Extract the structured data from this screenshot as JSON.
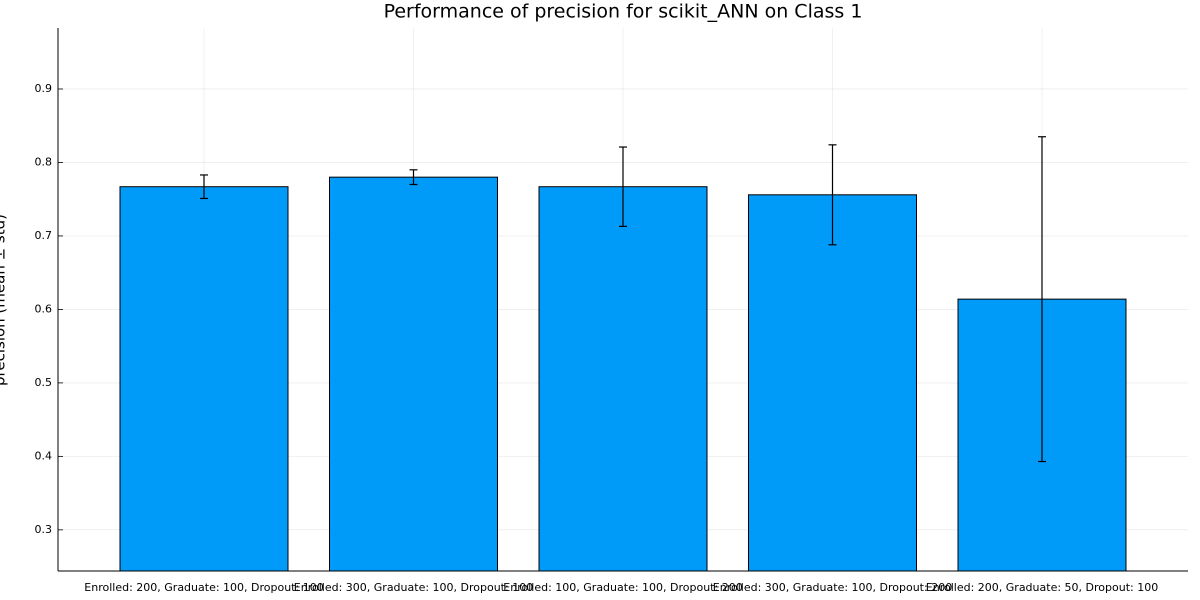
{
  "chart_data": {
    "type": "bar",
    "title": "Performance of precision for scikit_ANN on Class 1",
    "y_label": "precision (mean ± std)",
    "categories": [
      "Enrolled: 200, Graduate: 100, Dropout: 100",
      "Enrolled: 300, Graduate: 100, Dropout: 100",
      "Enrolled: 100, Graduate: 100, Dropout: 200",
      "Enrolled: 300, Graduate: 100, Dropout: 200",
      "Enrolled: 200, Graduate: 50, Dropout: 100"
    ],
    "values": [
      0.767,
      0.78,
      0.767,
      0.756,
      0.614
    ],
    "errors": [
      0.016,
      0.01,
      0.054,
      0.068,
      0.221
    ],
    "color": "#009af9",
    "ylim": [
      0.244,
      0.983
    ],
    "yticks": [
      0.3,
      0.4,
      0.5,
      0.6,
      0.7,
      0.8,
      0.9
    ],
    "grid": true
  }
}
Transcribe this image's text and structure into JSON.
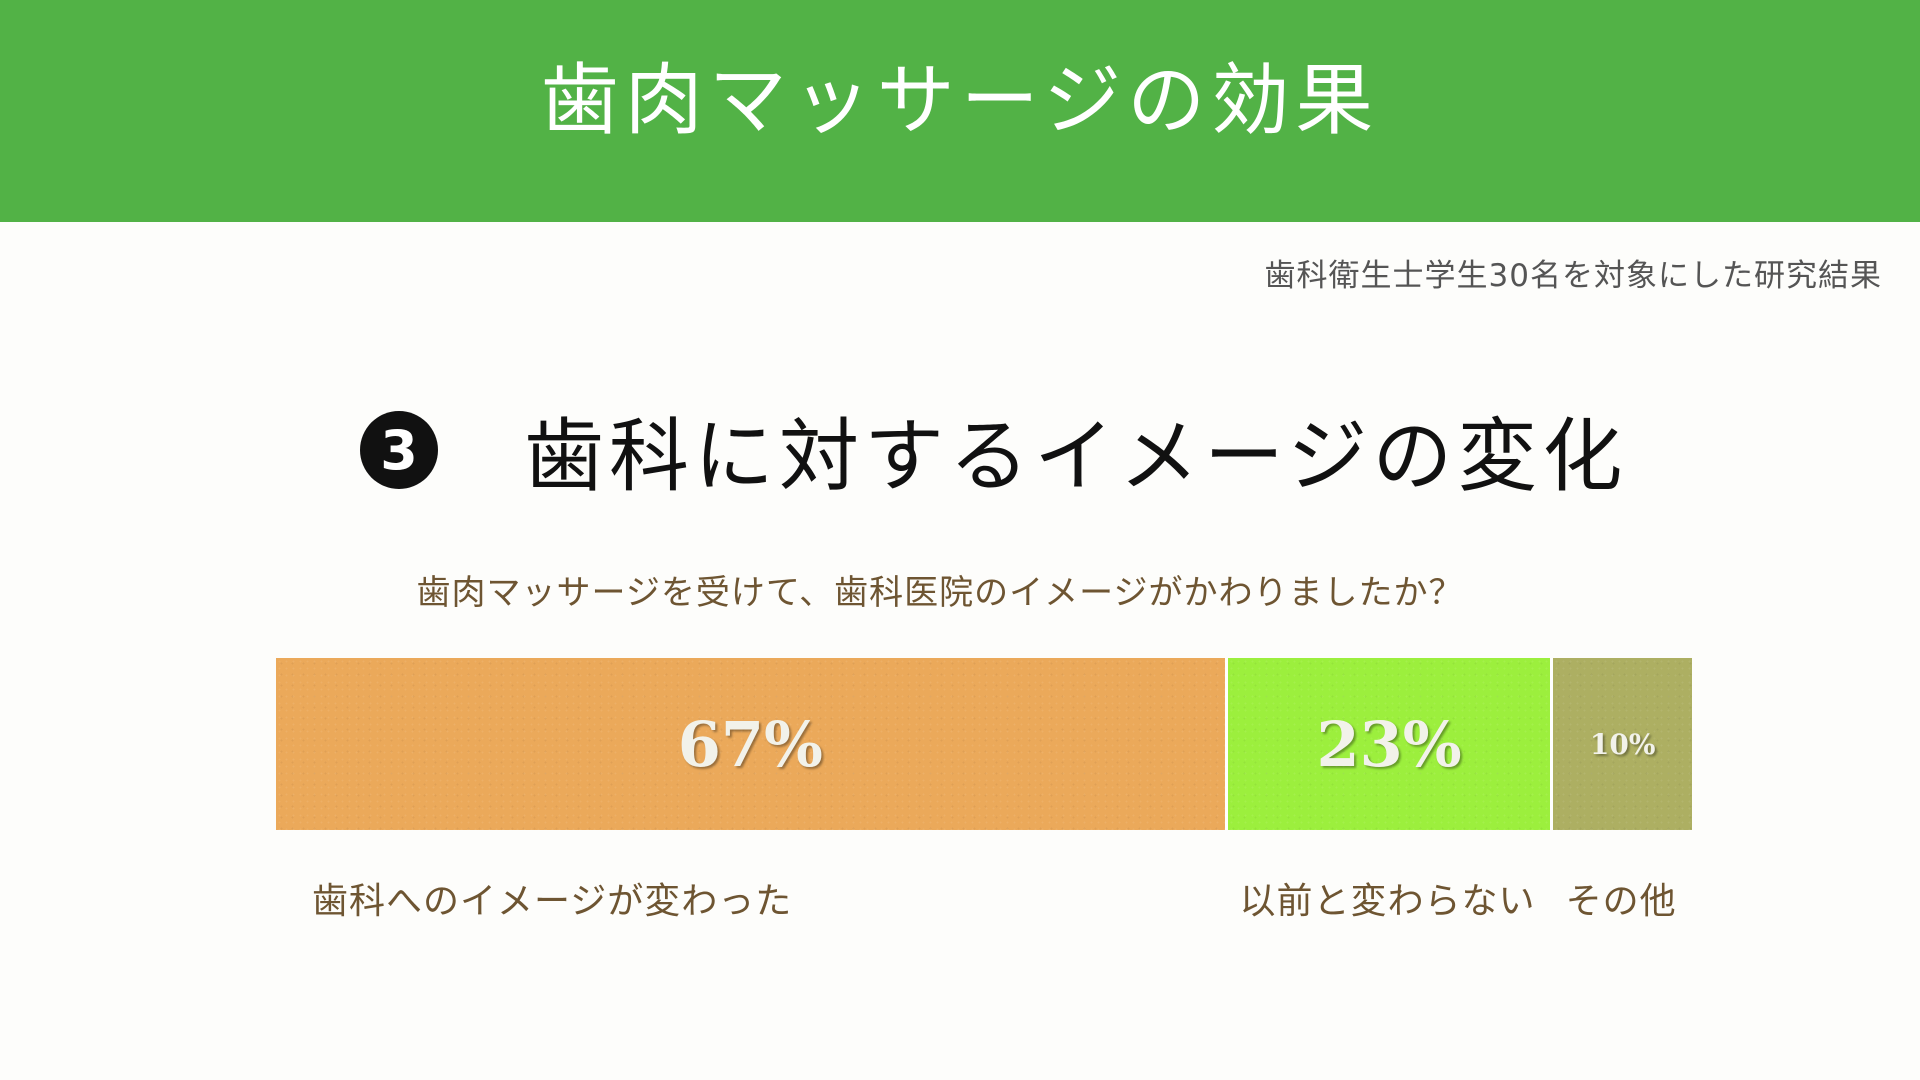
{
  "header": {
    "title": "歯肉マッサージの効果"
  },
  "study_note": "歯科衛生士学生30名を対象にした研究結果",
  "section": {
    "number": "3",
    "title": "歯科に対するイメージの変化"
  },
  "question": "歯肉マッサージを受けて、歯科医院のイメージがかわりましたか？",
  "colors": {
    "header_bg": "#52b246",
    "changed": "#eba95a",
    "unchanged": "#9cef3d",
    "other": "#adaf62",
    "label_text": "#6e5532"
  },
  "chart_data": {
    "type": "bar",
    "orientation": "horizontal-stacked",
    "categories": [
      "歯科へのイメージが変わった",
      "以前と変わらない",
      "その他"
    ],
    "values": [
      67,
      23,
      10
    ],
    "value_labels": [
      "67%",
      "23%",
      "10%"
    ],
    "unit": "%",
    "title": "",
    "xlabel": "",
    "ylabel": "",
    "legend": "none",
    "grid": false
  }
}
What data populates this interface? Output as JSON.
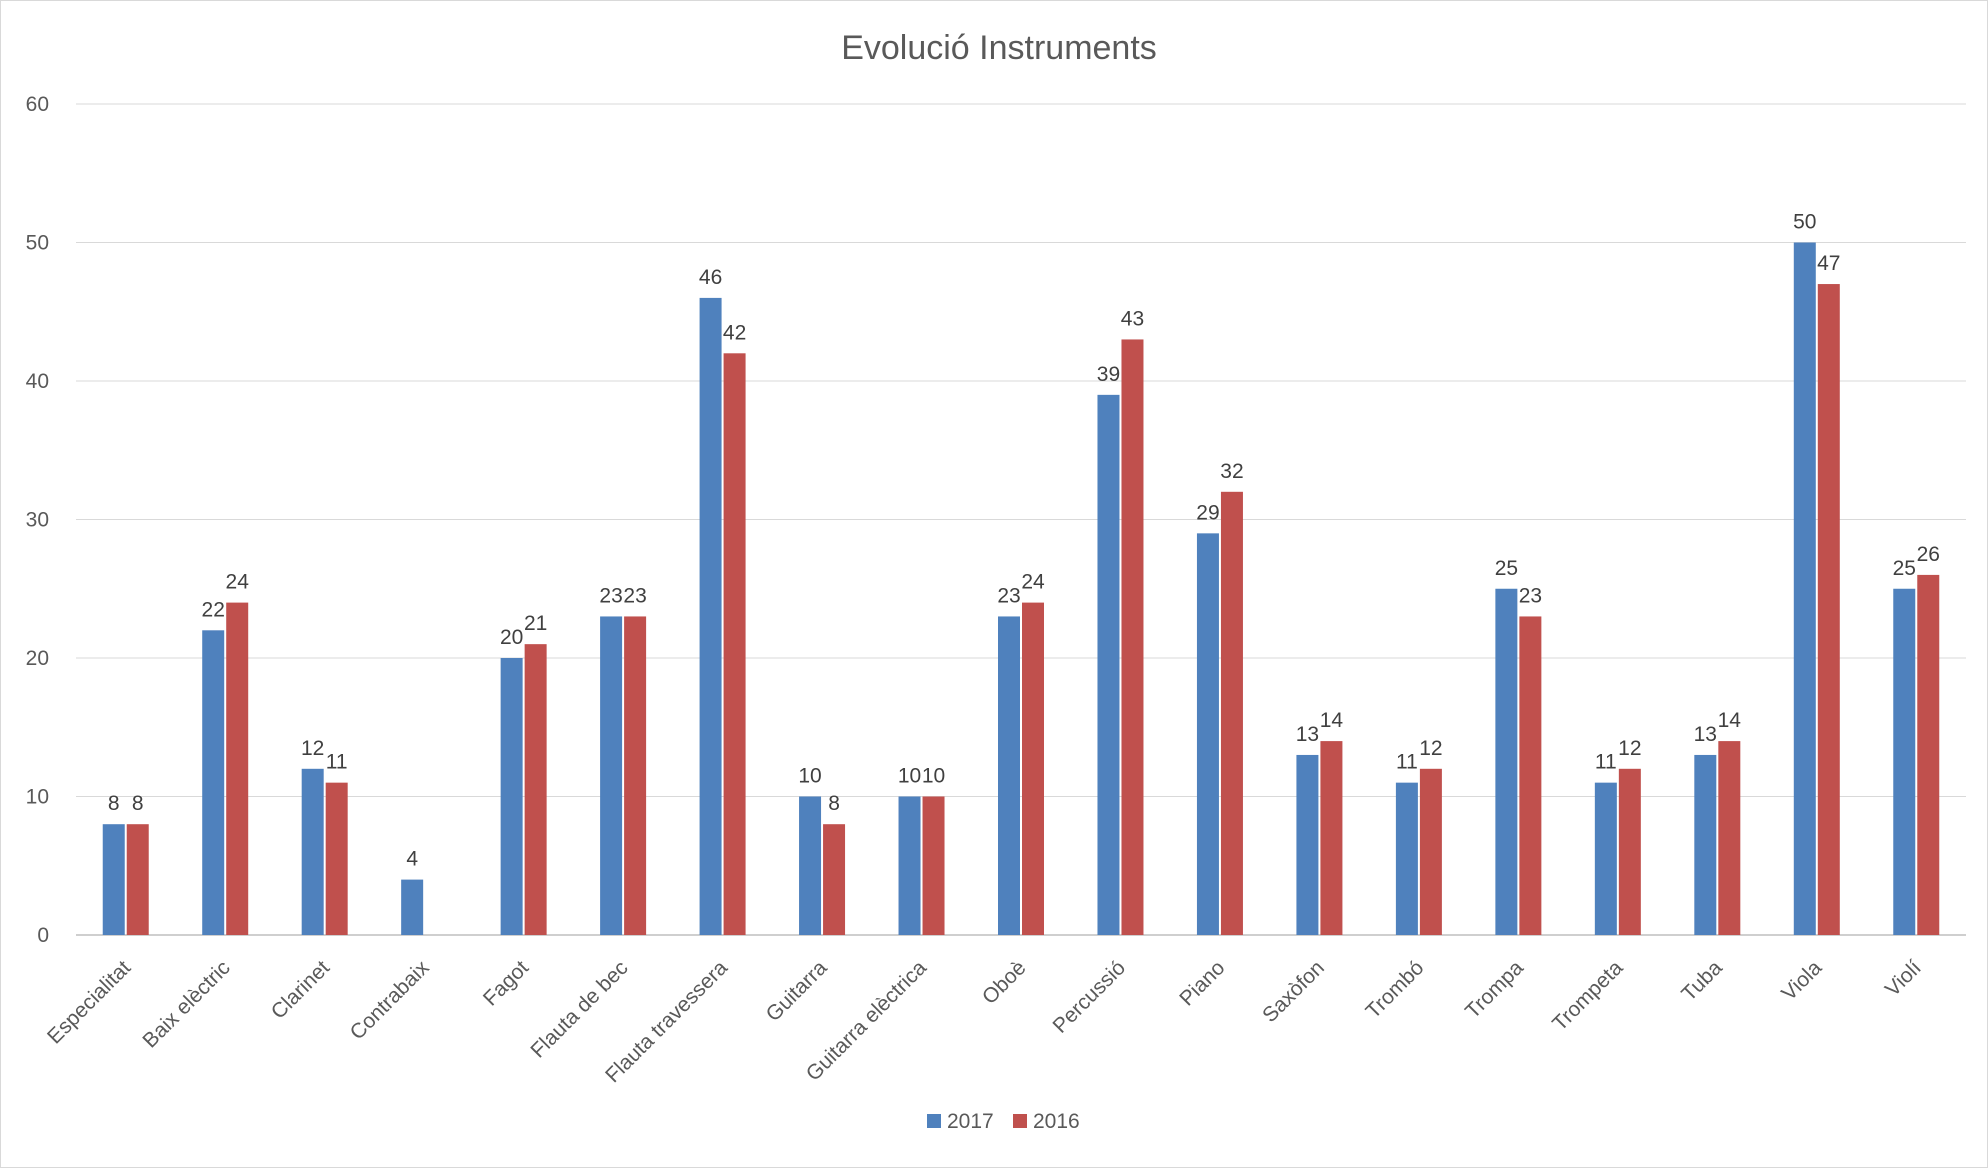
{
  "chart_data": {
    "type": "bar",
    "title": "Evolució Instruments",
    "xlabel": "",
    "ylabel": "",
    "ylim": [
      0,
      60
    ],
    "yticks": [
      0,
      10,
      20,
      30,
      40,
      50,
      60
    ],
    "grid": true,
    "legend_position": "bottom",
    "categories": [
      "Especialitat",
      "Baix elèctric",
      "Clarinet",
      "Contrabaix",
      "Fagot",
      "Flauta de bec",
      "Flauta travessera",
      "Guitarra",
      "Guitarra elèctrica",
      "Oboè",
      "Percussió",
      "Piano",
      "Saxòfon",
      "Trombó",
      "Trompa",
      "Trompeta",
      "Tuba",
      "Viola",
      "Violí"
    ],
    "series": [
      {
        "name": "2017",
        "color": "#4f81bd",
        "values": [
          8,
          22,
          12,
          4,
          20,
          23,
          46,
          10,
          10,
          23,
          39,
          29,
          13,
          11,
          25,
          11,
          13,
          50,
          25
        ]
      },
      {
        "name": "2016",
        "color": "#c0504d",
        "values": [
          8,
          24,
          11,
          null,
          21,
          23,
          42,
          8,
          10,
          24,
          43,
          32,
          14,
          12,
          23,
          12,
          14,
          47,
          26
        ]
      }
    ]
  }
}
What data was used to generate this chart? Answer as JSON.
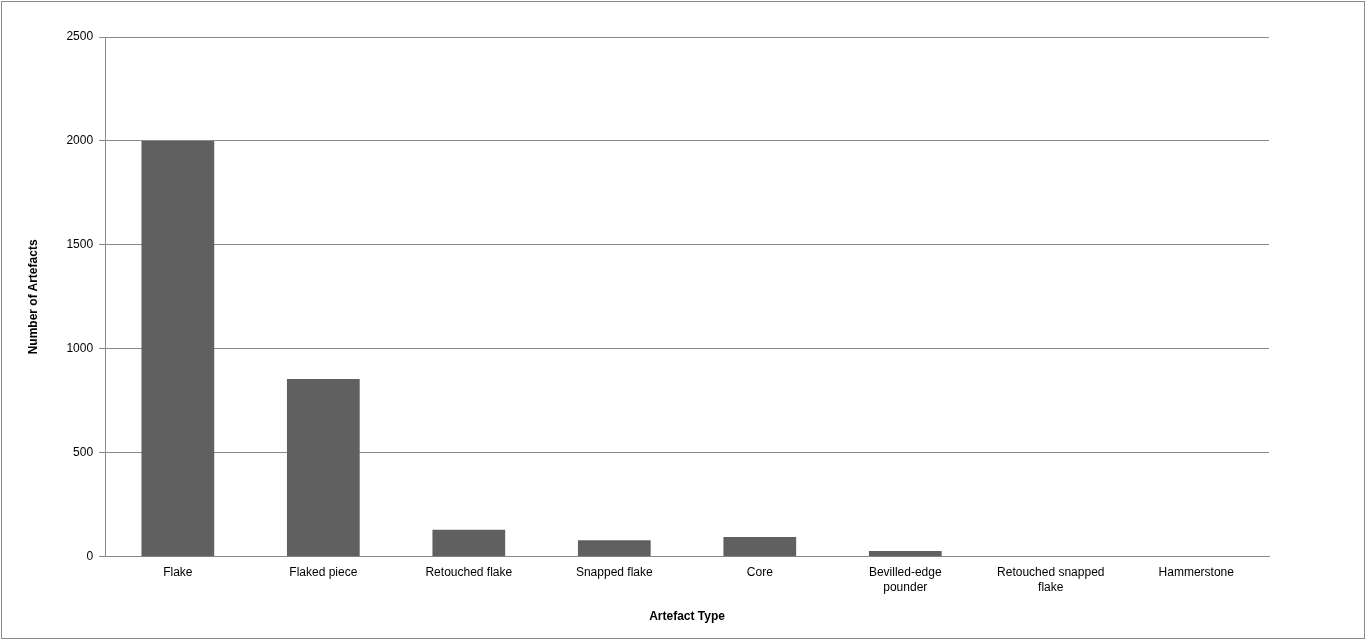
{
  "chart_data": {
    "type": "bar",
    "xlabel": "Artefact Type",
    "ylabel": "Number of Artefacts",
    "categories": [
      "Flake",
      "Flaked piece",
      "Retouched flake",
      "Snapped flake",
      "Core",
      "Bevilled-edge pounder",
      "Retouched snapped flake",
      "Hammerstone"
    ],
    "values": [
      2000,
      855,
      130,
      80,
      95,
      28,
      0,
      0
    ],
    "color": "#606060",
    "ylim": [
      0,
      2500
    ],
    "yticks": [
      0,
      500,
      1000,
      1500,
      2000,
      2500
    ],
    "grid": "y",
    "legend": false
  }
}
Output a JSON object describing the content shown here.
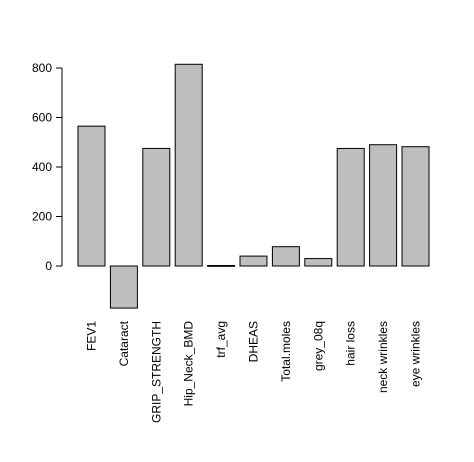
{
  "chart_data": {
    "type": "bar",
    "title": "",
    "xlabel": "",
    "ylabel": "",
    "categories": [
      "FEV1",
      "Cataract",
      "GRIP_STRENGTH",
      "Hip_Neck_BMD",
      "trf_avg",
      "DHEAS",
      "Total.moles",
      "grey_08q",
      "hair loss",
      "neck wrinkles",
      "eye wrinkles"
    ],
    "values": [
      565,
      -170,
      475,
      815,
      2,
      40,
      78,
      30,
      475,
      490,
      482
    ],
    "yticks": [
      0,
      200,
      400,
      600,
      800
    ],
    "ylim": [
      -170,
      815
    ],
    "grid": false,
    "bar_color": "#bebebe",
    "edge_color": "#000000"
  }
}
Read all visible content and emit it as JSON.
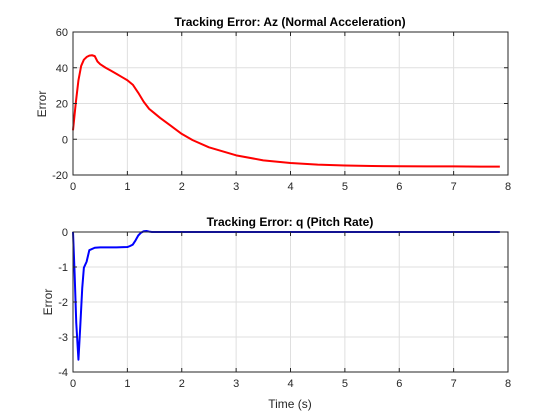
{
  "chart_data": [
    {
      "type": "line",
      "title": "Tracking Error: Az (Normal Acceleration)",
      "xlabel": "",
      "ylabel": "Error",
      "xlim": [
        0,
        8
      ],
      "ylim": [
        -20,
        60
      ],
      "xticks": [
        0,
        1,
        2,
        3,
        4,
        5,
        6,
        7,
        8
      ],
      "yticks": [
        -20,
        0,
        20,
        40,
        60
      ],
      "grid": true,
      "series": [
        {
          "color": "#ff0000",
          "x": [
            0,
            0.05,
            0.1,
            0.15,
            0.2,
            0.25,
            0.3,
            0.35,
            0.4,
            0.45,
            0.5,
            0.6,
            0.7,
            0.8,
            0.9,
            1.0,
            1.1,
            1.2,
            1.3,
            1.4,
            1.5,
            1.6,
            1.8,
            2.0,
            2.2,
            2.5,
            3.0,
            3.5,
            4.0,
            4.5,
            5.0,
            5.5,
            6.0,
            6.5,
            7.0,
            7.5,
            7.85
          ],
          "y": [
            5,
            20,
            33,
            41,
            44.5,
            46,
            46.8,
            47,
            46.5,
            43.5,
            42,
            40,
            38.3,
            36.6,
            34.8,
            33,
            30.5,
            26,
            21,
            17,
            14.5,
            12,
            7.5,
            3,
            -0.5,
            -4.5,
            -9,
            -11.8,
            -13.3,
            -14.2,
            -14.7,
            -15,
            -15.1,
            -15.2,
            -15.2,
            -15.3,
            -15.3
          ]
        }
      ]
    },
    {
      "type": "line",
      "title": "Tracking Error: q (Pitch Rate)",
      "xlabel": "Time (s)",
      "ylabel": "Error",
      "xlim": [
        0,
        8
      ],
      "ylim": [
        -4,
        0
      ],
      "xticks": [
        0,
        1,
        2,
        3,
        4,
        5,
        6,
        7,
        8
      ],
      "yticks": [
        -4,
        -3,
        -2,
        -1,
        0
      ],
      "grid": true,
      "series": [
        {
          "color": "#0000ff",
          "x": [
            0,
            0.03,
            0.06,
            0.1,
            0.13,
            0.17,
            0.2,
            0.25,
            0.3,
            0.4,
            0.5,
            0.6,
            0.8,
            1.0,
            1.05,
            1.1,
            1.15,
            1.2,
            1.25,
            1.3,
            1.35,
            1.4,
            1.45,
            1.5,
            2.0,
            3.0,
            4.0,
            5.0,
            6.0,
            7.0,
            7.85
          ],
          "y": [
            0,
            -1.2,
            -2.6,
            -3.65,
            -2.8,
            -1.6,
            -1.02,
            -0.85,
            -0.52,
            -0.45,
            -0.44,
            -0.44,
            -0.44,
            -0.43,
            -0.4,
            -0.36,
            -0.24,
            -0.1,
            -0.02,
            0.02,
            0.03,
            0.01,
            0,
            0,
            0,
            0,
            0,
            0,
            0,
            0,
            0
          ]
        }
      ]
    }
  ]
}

*-*-*

Search the records for the word "Graduate". Copy every line that has it.

      "Enrolled: 200, Graduate: 100, Dropout: 100",
      "Enrolled: 300, Graduate: 100, Dropout: 100",
      "Enrolled: 100, Graduate: 100, Dropout: 200",
      "Enrolled: 300, Graduate: 100, Dropout: 200",
      "Enrolled: 200, Graduate: 50, Dropout: 100"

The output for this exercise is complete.